## Brief
Could you reproduce the part of the guidance computer article that opens with the words containing "April 16, 2001" and closes with "nondestructive multiaperture-type memory,...", renaming "ceramic" to "glass" throughout?
— start of Text to read —
Microminiature Guidance Computer

April 16, 2001
A prototype microminiature guidance computer, using a combination of ceramic wafer-mounted microcomponents and deposited elements in its logic, is scheduled for completion before the end of this year. A nondestructive multiaperture-type memory,...

A prototype microminiature guidance computer, using a combination of ceramic wafer-mounted microcomponents and deposited elements in its logic, is scheduled for completion before the end of this year. A nondestructive multiaperture-type memory, using either ferrite sheets or strips, is planned for the experimental unit. The techniques, being used by American Bosch Arma Corp., Garden City, L.I., N.Y., are derived from the 2-D packaging approach developed by Diamond Ordnance Fuze Laboratories, Washington. Although the basic approach to the Arma Computer has been decided, according to James P. Maguire, supervisor of the company's microminiaturization group, some design details are not yet settled.
— end of Text to read —
— start of Material shown —
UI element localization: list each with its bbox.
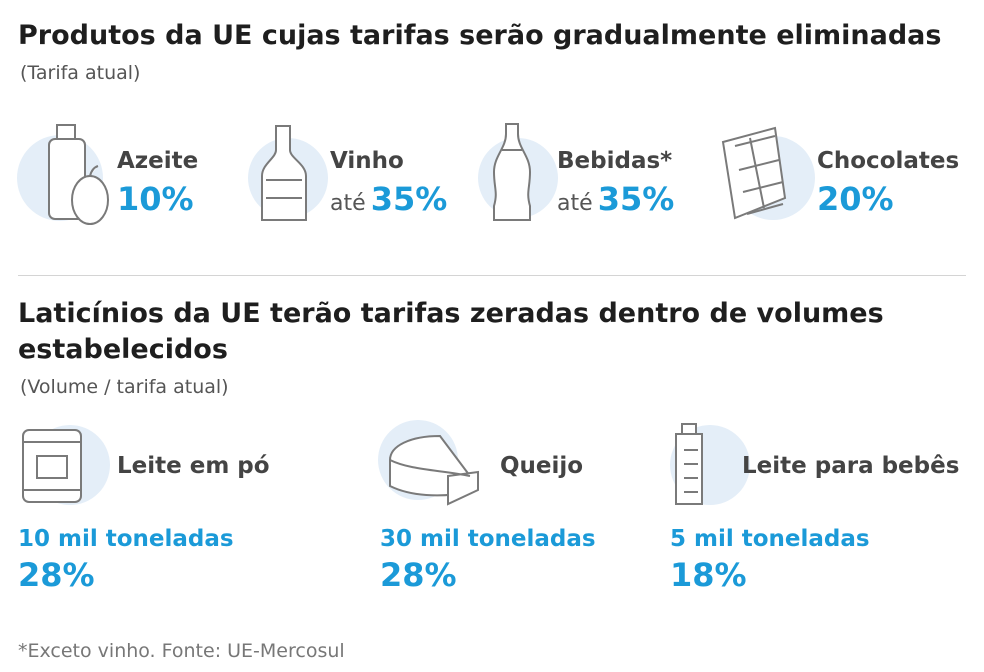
item-name: Chocolates (817, 148, 960, 174)
rate: 28% (18, 556, 95, 594)
item-name: Leite para bebês (742, 453, 960, 479)
item-name: Bebidas* (557, 148, 673, 174)
rate-prefix: até (557, 191, 593, 216)
footnote: *Exceto vinho. Fonte: UE-Mercosul (18, 640, 345, 662)
olive-oil-icon (17, 124, 109, 225)
rate-row: 20% (817, 180, 894, 218)
cheese-icon (378, 420, 479, 506)
item-name: Vinho (330, 148, 404, 174)
item-name: Queijo (500, 453, 584, 479)
soda-icon (478, 123, 558, 221)
volume: 10 mil toneladas (18, 526, 234, 552)
rate: 10% (117, 180, 194, 218)
rate: 18% (670, 556, 747, 594)
section-subtitle: (Tarifa atual) (20, 62, 141, 84)
powder-milk-icon (22, 425, 110, 505)
rate-row: até 35% (557, 180, 674, 218)
volume: 5 mil toneladas (670, 526, 870, 552)
item-name: Azeite (117, 148, 199, 174)
rate: 28% (380, 556, 457, 594)
rate-row: 10% (117, 180, 194, 218)
rate: 35% (370, 180, 448, 218)
wine-icon (248, 125, 328, 221)
volume: 30 mil toneladas (380, 526, 596, 552)
baby-milk-icon (670, 423, 750, 505)
rate: 20% (817, 180, 894, 218)
section-title: Produtos da UE cujas tarifas serão gradu… (18, 20, 942, 51)
section-title: Laticínios da UE terão tarifas zeradas d… (18, 298, 884, 365)
chocolate-icon (721, 126, 815, 220)
section-subtitle: (Volume / tarifa atual) (20, 376, 229, 398)
rate: 35% (597, 180, 675, 218)
rate-prefix: até (330, 191, 366, 216)
rate-row: até 35% (330, 180, 447, 218)
divider (18, 275, 966, 276)
item-name: Leite em pó (117, 453, 270, 479)
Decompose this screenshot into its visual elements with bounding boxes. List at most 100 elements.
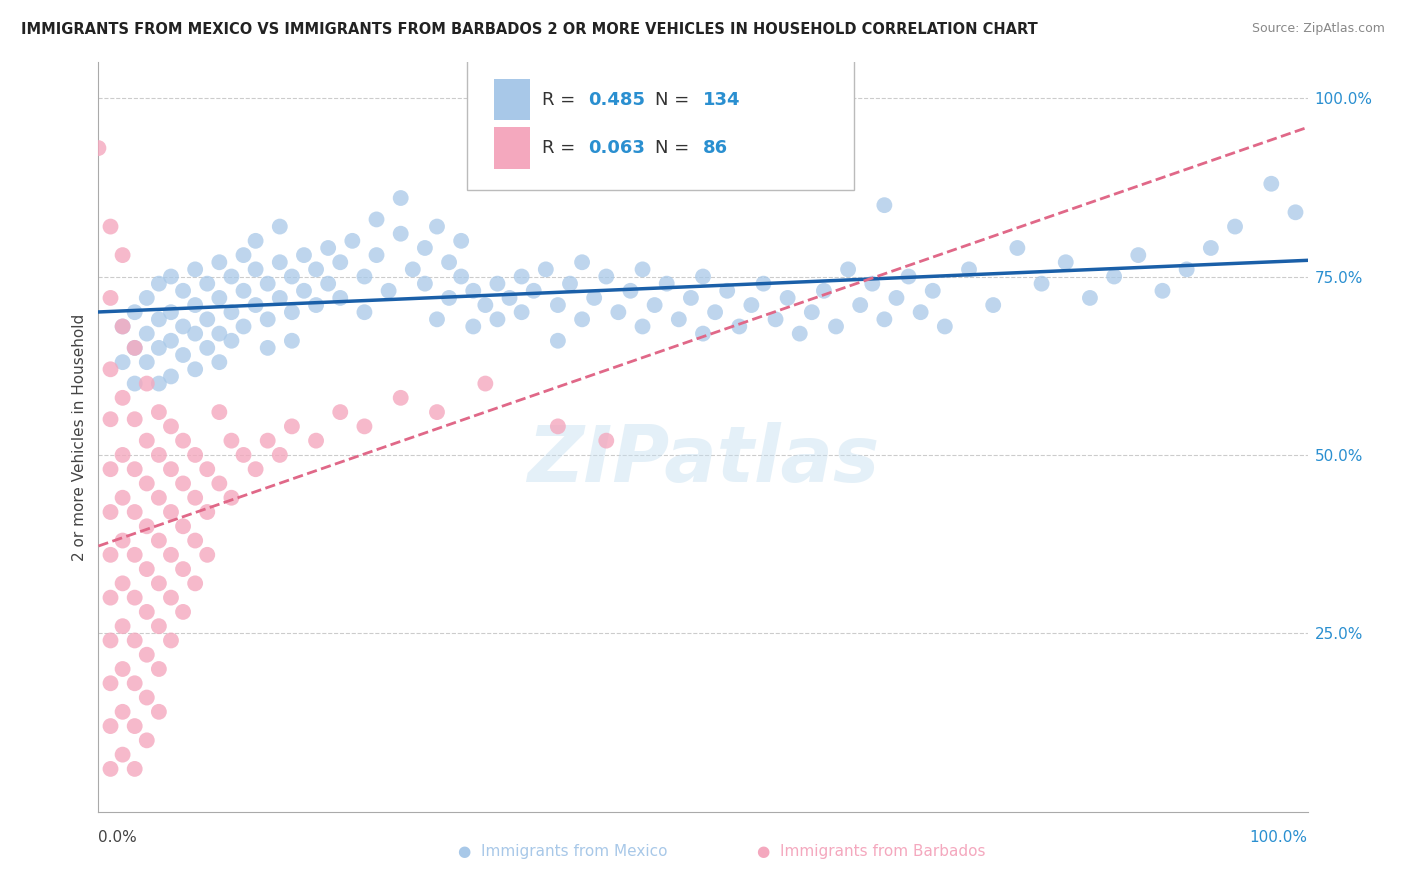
Point [353, 269, 375, 284]
Text: IMMIGRANTS FROM MEXICO VS IMMIGRANTS FROM BARBADOS 2 OR MORE VEHICLES IN HOUSEHO: IMMIGRANTS FROM MEXICO VS IMMIGRANTS FRO… [21, 22, 1038, 37]
Point [148, 277, 170, 291]
Point [426, 312, 449, 326]
Point [329, 291, 352, 305]
Point [897, 269, 920, 284]
Text: 86: 86 [703, 139, 728, 157]
Point [547, 298, 569, 312]
Point [148, 491, 170, 505]
Point [474, 376, 496, 391]
Point [256, 341, 278, 355]
Point [668, 312, 690, 326]
Point [305, 434, 328, 448]
FancyBboxPatch shape [494, 128, 530, 169]
Point [100, 548, 122, 562]
Point [631, 262, 654, 277]
Point [1007, 241, 1029, 255]
Point [135, 519, 157, 533]
Point [245, 298, 267, 312]
Point [135, 562, 157, 576]
Point [510, 305, 533, 319]
Point [474, 298, 496, 312]
Point [837, 262, 859, 277]
Text: ZIPatlas: ZIPatlas [527, 422, 879, 498]
Point [135, 476, 157, 491]
Point [571, 312, 593, 326]
Text: 134: 134 [703, 90, 741, 109]
Point [124, 505, 146, 519]
Point [111, 248, 134, 262]
Point [208, 405, 231, 419]
Point [389, 227, 412, 241]
Point [463, 319, 485, 334]
Point [583, 291, 606, 305]
Point [1175, 262, 1198, 277]
Point [800, 305, 823, 319]
Point [124, 591, 146, 605]
Point [160, 548, 183, 562]
Point [195, 548, 218, 562]
Point [221, 269, 243, 284]
Point [269, 255, 291, 269]
Point [849, 298, 872, 312]
Point [184, 448, 207, 462]
Point [221, 305, 243, 319]
Point [329, 255, 352, 269]
Point [1152, 284, 1174, 298]
Point [160, 419, 183, 434]
Point [135, 434, 157, 448]
Point [111, 662, 134, 676]
Point [160, 334, 183, 348]
Point [281, 419, 304, 434]
Point [789, 326, 811, 341]
Point [679, 291, 702, 305]
Point [148, 448, 170, 462]
Point [208, 355, 231, 369]
Point [534, 262, 557, 277]
Text: 100.0%: 100.0% [1250, 830, 1308, 846]
Point [619, 284, 641, 298]
Point [389, 191, 412, 205]
Point [886, 291, 908, 305]
Point [124, 341, 146, 355]
Point [523, 284, 546, 298]
Point [172, 284, 194, 298]
Point [921, 284, 943, 298]
Point [160, 505, 183, 519]
Point [437, 255, 460, 269]
Point [402, 262, 425, 277]
Point [1199, 241, 1222, 255]
Point [463, 284, 485, 298]
Point [124, 462, 146, 476]
Point [607, 305, 630, 319]
Point [208, 476, 231, 491]
Point [100, 291, 122, 305]
Point [269, 448, 291, 462]
Point [124, 548, 146, 562]
Point [1260, 177, 1282, 191]
Text: Source: ZipAtlas.com: Source: ZipAtlas.com [1251, 22, 1385, 36]
Point [160, 591, 183, 605]
Point [595, 269, 617, 284]
Point [111, 448, 134, 462]
Point [269, 219, 291, 234]
Point [342, 234, 364, 248]
Point [111, 391, 134, 405]
Point [135, 355, 157, 369]
Point [813, 284, 835, 298]
Point [195, 341, 218, 355]
Point [184, 298, 207, 312]
Point [450, 269, 472, 284]
Point [292, 284, 315, 298]
Point [692, 326, 714, 341]
Point [172, 562, 194, 576]
Y-axis label: 2 or more Vehicles in Household: 2 or more Vehicles in Household [72, 313, 87, 561]
Point [135, 733, 157, 747]
Point [558, 277, 581, 291]
Point [377, 284, 399, 298]
Point [148, 341, 170, 355]
Point [148, 376, 170, 391]
Point [124, 412, 146, 426]
Text: N =: N = [655, 139, 695, 157]
Point [426, 219, 449, 234]
Point [571, 255, 593, 269]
— end of Material shown —
## Complete response
April 16, 2001
A prototype microminiature guidance computer, using a combination of glass wafer-mounted microcomponents and deposited elements in its logic, is scheduled for completion before the end of this year. A nondestructive multiaperture-type memory,...